*Problem to solve:* Render every line of the material below as a Markdown table with the columns Row and Text, numbering the rows and skipping blank lines. Leave the pictures out.

*Provided data:*

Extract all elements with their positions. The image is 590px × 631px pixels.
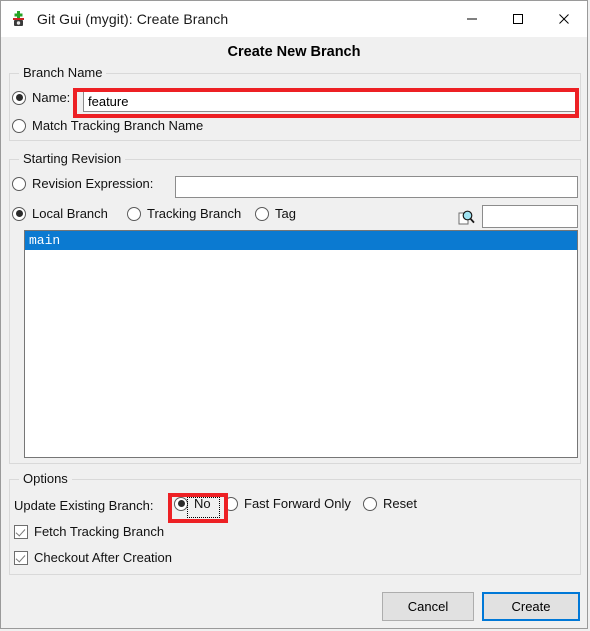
close-icon[interactable] <box>541 1 587 37</box>
update-fast-forward-radio-label: Fast Forward Only <box>244 496 351 511</box>
match-tracking-radio-row[interactable]: Match Tracking Branch Name <box>12 118 203 133</box>
name-radio-label: Name: <box>32 90 71 105</box>
update-reset-radio-row[interactable]: Reset <box>363 496 417 511</box>
revision-expression-input[interactable] <box>175 176 578 198</box>
update-no-radio-row[interactable]: No <box>174 496 211 511</box>
magnifier-icon[interactable] <box>452 205 480 228</box>
maximize-icon[interactable] <box>495 1 541 37</box>
update-no-radio[interactable] <box>174 496 188 511</box>
tag-radio[interactable] <box>255 206 269 221</box>
cancel-button[interactable]: Cancel <box>382 592 474 621</box>
starting-revision-group-label: Starting Revision <box>19 151 126 167</box>
options-group-label: Options <box>19 471 72 487</box>
checkout-after-creation-checkbox-row[interactable]: Checkout After Creation <box>14 550 172 565</box>
local-branch-radio-label: Local Branch <box>32 206 108 221</box>
checkout-after-creation-label: Checkout After Creation <box>34 550 173 565</box>
git-gui-icon <box>9 9 29 29</box>
tag-radio-label: Tag <box>275 206 296 221</box>
revision-listbox[interactable]: main <box>24 230 578 458</box>
tracking-branch-radio-label: Tracking Branch <box>147 206 242 221</box>
window-title: Git Gui (mygit): Create Branch <box>37 11 229 27</box>
update-reset-radio[interactable] <box>363 496 377 511</box>
update-fast-forward-radio[interactable] <box>224 496 238 511</box>
local-branch-radio[interactable] <box>12 206 26 221</box>
revision-filter-input[interactable] <box>482 205 578 228</box>
revision-expression-radio-label: Revision Expression: <box>32 176 154 191</box>
fetch-tracking-checkbox-row[interactable]: Fetch Tracking Branch <box>14 524 164 539</box>
revision-expression-radio[interactable] <box>12 176 26 191</box>
options-group: Options Update Existing Branch: No Fast … <box>9 471 581 575</box>
match-tracking-radio-label: Match Tracking Branch Name <box>32 118 204 133</box>
update-reset-radio-label: Reset <box>383 496 417 511</box>
checkout-after-creation-checkbox[interactable] <box>14 550 28 565</box>
branch-name-input[interactable]: feature <box>83 90 578 112</box>
tracking-branch-radio[interactable] <box>127 206 141 221</box>
update-no-radio-label: No <box>194 496 211 511</box>
window-controls <box>449 1 587 37</box>
update-existing-branch-label: Update Existing Branch: <box>14 498 154 513</box>
tag-radio-row[interactable]: Tag <box>255 206 296 221</box>
local-branch-radio-row[interactable]: Local Branch <box>12 206 108 221</box>
fetch-tracking-checkbox[interactable] <box>14 524 28 539</box>
update-fast-forward-radio-row[interactable]: Fast Forward Only <box>224 496 351 511</box>
page-title: Create New Branch <box>1 38 587 66</box>
create-button[interactable]: Create <box>482 592 580 621</box>
name-radio-row[interactable]: Name: <box>12 90 70 105</box>
revision-expression-radio-row[interactable]: Revision Expression: <box>12 176 153 191</box>
title-bar: Git Gui (mygit): Create Branch <box>1 1 587 38</box>
starting-revision-group: Starting Revision Revision Expression: L… <box>9 151 581 464</box>
tracking-branch-radio-row[interactable]: Tracking Branch <box>127 206 241 221</box>
minimize-icon[interactable] <box>449 1 495 37</box>
branch-name-group-label: Branch Name <box>19 65 107 81</box>
branch-name-group: Branch Name Name: feature Match Tracking… <box>9 65 581 141</box>
create-branch-dialog: Git Gui (mygit): Create Branch Create Ne… <box>0 0 588 629</box>
fetch-tracking-label: Fetch Tracking Branch <box>34 524 165 539</box>
list-item[interactable]: main <box>25 231 577 250</box>
match-tracking-radio[interactable] <box>12 118 26 133</box>
name-radio[interactable] <box>12 90 26 105</box>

*Exercise result:*
| Row | Text |
|---|---|
| 1 | Extract all elements with their positions. The image is 590px × 631px pixels. |
| 2 | close-icon[interactable] <box>541 1 587 37</box> |
| 3 | update-fast-forward-radio-label: Fast Forward Only <box>244 496 351 511</box> |
| 4 | match-tracking-radio-row[interactable]: Match Tracking Branch Name <box>12 118 203 133</box> |
| 5 | name-radio-label: Name: <box>32 90 71 105</box> |
| 6 | update-reset-radio-row[interactable]: Reset <box>363 496 417 511</box> |
| 7 | revision-expression-input[interactable] <box>175 176 578 198</box> |
| 8 | update-no-radio-row[interactable]: No <box>174 496 211 511</box> |
| 9 | magnifier-icon[interactable] <box>452 205 480 228</box> |
| 10 | maximize-icon[interactable] <box>495 1 541 37</box> |
| 11 | update-no-radio[interactable] <box>174 496 188 511</box> |
| 12 | tag-radio[interactable] <box>255 206 269 221</box> |
| 13 | cancel-button[interactable]: Cancel <box>382 592 474 621</box> |
| 14 | starting-revision-group-label: Starting Revision <box>19 151 126 167</box> |
| 15 | options-group-label: Options <box>19 471 72 487</box> |
| 16 | checkout-after-creation-checkbox-row[interactable]: Checkout After Creation <box>14 550 172 565</box> |
| 17 | local-branch-radio-label: Local Branch <box>32 206 108 221</box> |
| 18 | checkout-after-creation-label: Checkout After Creation <box>34 550 173 565</box> |
| 19 | git-gui-icon <box>9 9 29 29</box> |
| 20 | tag-radio-label: Tag <box>275 206 296 221</box> |
| 21 | revision-listbox[interactable]: main <box>24 230 578 458</box> |
| 22 | tracking-branch-radio-label: Tracking Branch <box>147 206 242 221</box> |
| 23 | window-title: Git Gui (mygit): Create Branch <box>37 11 229 27</box> |
| 24 | update-reset-radio[interactable] <box>363 496 377 511</box> |
| 25 | update-fast-forward-radio[interactable] <box>224 496 238 511</box> |
| 26 | local-branch-radio[interactable] <box>12 206 26 221</box> |
| 27 | revision-filter-input[interactable] <box>482 205 578 228</box> |
| 28 | revision-expression-radio-label: Revision Expression: <box>32 176 154 191</box> |
| 29 | fetch-tracking-checkbox-row[interactable]: Fetch Tracking Branch <box>14 524 164 539</box> |
| 30 | revision-expression-radio[interactable] <box>12 176 26 191</box> |
| 31 | options-group: Options Update Existing Branch: No Fast … <box>9 471 581 575</box> |
| 32 | match-tracking-radio-label: Match Tracking Branch Name <box>32 118 204 133</box> |
| 33 | update-reset-radio-label: Reset <box>383 496 417 511</box> |
| 34 | checkout-after-creation-checkbox[interactable] <box>14 550 28 565</box> |
| 35 | branch-name-input[interactable]: feature <box>83 90 578 112</box> |
| 36 | tracking-branch-radio[interactable] <box>127 206 141 221</box> |
| 37 | update-no-radio-label: No <box>194 496 211 511</box> |
| 38 | window-controls <box>449 1 587 37</box> |
| 39 | update-existing-branch-label: Update Existing Branch: <box>14 498 154 513</box> |
| 40 | tag-radio-row[interactable]: Tag <box>255 206 296 221</box> |
| 41 | local-branch-radio-row[interactable]: Local Branch <box>12 206 108 221</box> |
| 42 | fetch-tracking-checkbox[interactable] <box>14 524 28 539</box> |
| 43 | update-fast-forward-radio-row[interactable]: Fast Forward Only <box>224 496 351 511</box> |
| 44 | page-title: Create New Branch <box>1 38 587 66</box> |
| 45 | create-button[interactable]: Create <box>482 592 580 621</box> |
| 46 | name-radio-row[interactable]: Name: <box>12 90 70 105</box> |
| 47 | revision-expression-radio-row[interactable]: Revision Expression: <box>12 176 153 191</box> |
| 48 | title-bar: Git Gui (mygit): Create Branch <box>1 1 587 38</box> |
| 49 | starting-revision-group: Starting Revision Revision Expression: L… <box>9 151 581 464</box> |
| 50 | tracking-branch-radio-row[interactable]: Tracking Branch <box>127 206 241 221</box> |
| 51 | minimize-icon[interactable] <box>449 1 495 37</box> |
| 52 | branch-name-group-label: Branch Name <box>19 65 107 81</box> |
| 53 | branch-name-group: Branch Name Name: feature Match Tracking… <box>9 65 581 141</box> |
| 54 | create-branch-dialog: Git Gui (mygit): Create Branch Create Ne… <box>0 0 588 629</box> |
| 55 | fetch-tracking-label: Fetch Tracking Branch <box>34 524 165 539</box> |
| 56 | list-item[interactable]: main <box>25 231 577 250</box> |
| 57 | match-tracking-radio[interactable] <box>12 118 26 133</box> |
| 58 | name-radio[interactable] <box>12 90 26 105</box> |